= Work to complete =
In your copy, repeat the records exactly and leave out the pictures.

= Extracted records =
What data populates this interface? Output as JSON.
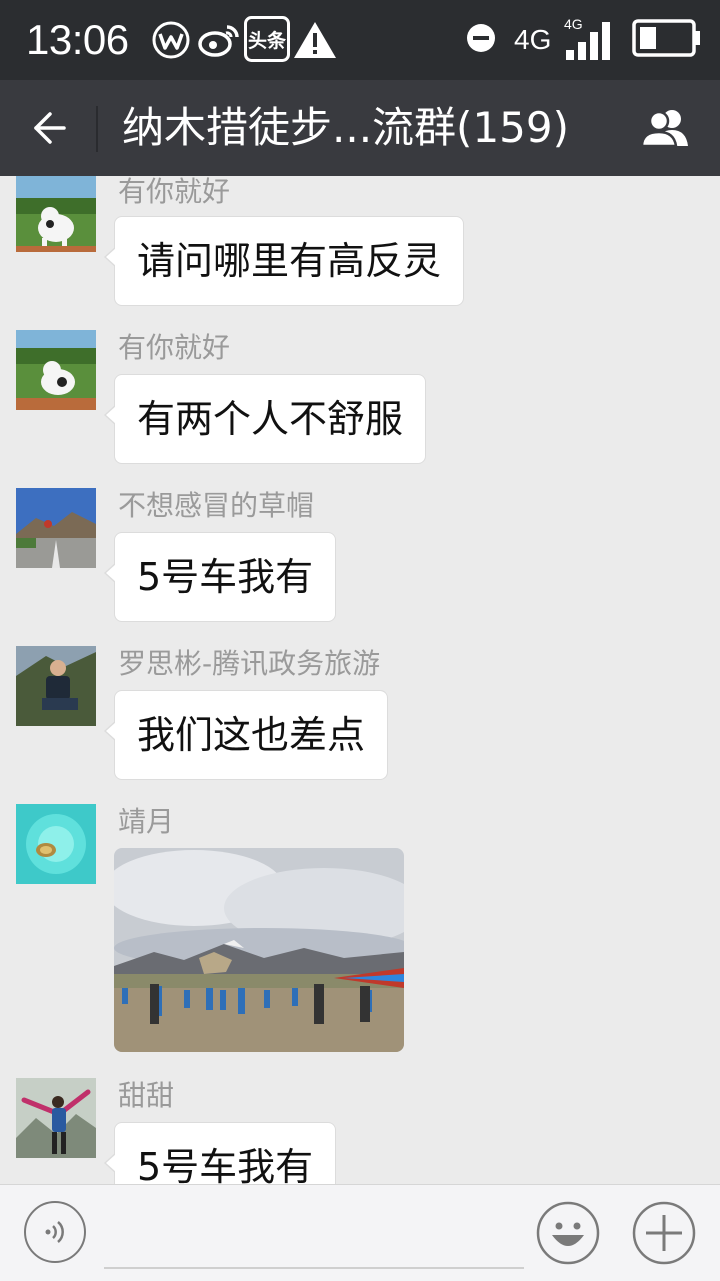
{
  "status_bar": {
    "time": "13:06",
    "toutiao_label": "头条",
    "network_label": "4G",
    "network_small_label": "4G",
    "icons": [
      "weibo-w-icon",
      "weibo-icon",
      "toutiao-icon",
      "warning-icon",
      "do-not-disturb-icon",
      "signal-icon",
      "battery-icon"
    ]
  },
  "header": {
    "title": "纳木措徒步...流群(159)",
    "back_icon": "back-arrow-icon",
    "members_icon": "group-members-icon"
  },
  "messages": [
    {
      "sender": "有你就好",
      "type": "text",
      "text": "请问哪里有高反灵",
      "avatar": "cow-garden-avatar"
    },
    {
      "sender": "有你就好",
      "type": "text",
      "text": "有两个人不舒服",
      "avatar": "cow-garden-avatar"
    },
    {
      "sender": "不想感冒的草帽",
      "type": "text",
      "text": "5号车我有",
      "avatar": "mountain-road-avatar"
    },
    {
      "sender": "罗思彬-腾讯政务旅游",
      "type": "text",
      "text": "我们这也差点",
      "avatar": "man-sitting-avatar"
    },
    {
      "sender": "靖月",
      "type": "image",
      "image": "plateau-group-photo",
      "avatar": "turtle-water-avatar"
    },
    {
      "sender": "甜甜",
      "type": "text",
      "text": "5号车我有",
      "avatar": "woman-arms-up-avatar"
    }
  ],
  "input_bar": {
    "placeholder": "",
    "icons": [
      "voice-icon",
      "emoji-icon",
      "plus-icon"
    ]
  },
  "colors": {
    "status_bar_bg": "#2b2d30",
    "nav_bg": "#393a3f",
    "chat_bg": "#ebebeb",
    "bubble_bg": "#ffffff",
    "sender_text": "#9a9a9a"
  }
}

= Reply to the task =
What data populates this interface? Output as JSON.
{
  "status_bar": {
    "time": "13:06",
    "toutiao_label": "头条",
    "network_label": "4G",
    "network_small_label": "4G",
    "icons": [
      "weibo-w-icon",
      "weibo-icon",
      "toutiao-icon",
      "warning-icon",
      "do-not-disturb-icon",
      "signal-icon",
      "battery-icon"
    ]
  },
  "header": {
    "title": "纳木措徒步...流群(159)",
    "back_icon": "back-arrow-icon",
    "members_icon": "group-members-icon"
  },
  "messages": [
    {
      "sender": "有你就好",
      "type": "text",
      "text": "请问哪里有高反灵",
      "avatar": "cow-garden-avatar"
    },
    {
      "sender": "有你就好",
      "type": "text",
      "text": "有两个人不舒服",
      "avatar": "cow-garden-avatar"
    },
    {
      "sender": "不想感冒的草帽",
      "type": "text",
      "text": "5号车我有",
      "avatar": "mountain-road-avatar"
    },
    {
      "sender": "罗思彬-腾讯政务旅游",
      "type": "text",
      "text": "我们这也差点",
      "avatar": "man-sitting-avatar"
    },
    {
      "sender": "靖月",
      "type": "image",
      "image": "plateau-group-photo",
      "avatar": "turtle-water-avatar"
    },
    {
      "sender": "甜甜",
      "type": "text",
      "text": "5号车我有",
      "avatar": "woman-arms-up-avatar"
    }
  ],
  "input_bar": {
    "placeholder": "",
    "icons": [
      "voice-icon",
      "emoji-icon",
      "plus-icon"
    ]
  },
  "colors": {
    "status_bar_bg": "#2b2d30",
    "nav_bg": "#393a3f",
    "chat_bg": "#ebebeb",
    "bubble_bg": "#ffffff",
    "sender_text": "#9a9a9a"
  }
}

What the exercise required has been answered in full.